---------- Given text ----------

A third reason the state police did not put forth meaningful effort to accommodate Chris Carter is the state of the law, specifically Title VII of the Civil Rights Act of 1964. Current court interpretation of that act is clearly a far cry from what Congress intended.

When the 1972 amendments to the Civil Rights Act of 1964 were being debated on the floor of the United States Senate, Senator Jennings Randolph (D-W. Va.) specifically mentioned the difficulties of those whose religious practices came into conflict with work schedules. Randolph, a Seventh Day Baptist, specifically brought to the attention of the Senate the plight of his fellow Sabbatarians, who so often found their observance of the Sabbath in conflict with work schedules. The federal courts at that time had heard only one major case brought by a Sabbathkeeper, claiming that the 1964 act required his employer to accommodate his religious practice (Dewey v. Reynolds Metals). The lower court rejected the claim, and the Supreme Court, in a 4-4 tie vote, upheld that ruling. It was obvious that the 1964 act did not offer the needed protection, which led Randolph and others to support the 1972 amendments. The record of that debate is clear that the proposed amendments were intended to remedy the problem identified in Dewey.

The amendment passed, and became Section 2000e-j of Title 42 of the United States Code. In brief, it requires an employer to accommodate the religious practices of an employee unless to do so would be an undue hardship on the conduct of the business.

----------

■ **Check your understanding**:
(1) Answer these questions from the Title VII passage:
(a) Which senator raised the difficulties of workers whose religious practices conflicted with work schedules, and what was his religion?
(b) How did the Supreme Court vote in Dewey v. Reynolds Metals?
(c) What does the amendment require of an employer?
(2) Decide whether each statement agrees with the Title VII passage, and support each yes or no by quoting the words that settle it.
(a) Senator Randolph belonged to the same religious group as the Sabbatarians he spoke for.
(b) The Supreme Court overturned the lower court's decision in Dewey v. Reynolds Metals.
(c) The amendment became part of Title 42 of the United States Code.
Rely only on the Title VII passage when you answer.

---------- Dataset entries ----------

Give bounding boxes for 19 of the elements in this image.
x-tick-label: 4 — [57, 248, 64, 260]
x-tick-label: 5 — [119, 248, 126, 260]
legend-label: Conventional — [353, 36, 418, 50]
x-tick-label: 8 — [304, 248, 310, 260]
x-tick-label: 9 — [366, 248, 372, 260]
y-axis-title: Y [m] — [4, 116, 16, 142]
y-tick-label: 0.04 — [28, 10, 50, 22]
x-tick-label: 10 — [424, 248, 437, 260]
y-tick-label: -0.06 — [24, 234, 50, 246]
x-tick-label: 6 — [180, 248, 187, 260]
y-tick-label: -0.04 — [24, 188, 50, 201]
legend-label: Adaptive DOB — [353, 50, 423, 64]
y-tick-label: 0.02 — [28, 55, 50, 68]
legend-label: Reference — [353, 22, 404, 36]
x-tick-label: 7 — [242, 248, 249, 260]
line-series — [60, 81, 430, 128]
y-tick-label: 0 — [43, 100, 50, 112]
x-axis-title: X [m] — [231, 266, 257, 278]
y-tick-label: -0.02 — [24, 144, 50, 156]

----------

■ **Answers by item number**:
(1)
(a) Senator Jennings Randolph (D-W. Va.), a Seventh Day Baptist.
(b) It was a 4-4 tie vote, which upheld the lower court's ruling.
(c) It requires an employer to accommodate the religious practices of an employee unless doing so would be an undue hardship on the conduct of the business.

(2)
(a) Yes: "Randolph, a Seventh Day Baptist, specifically brought to the attention of the Senate the plight of his fellow Sabbatarians"
(b) No: "the Supreme Court, in a 4-4 tie vote, upheld that ruling"
(c) Yes: "became Section 2000e-j of Title 42 of the United States Code"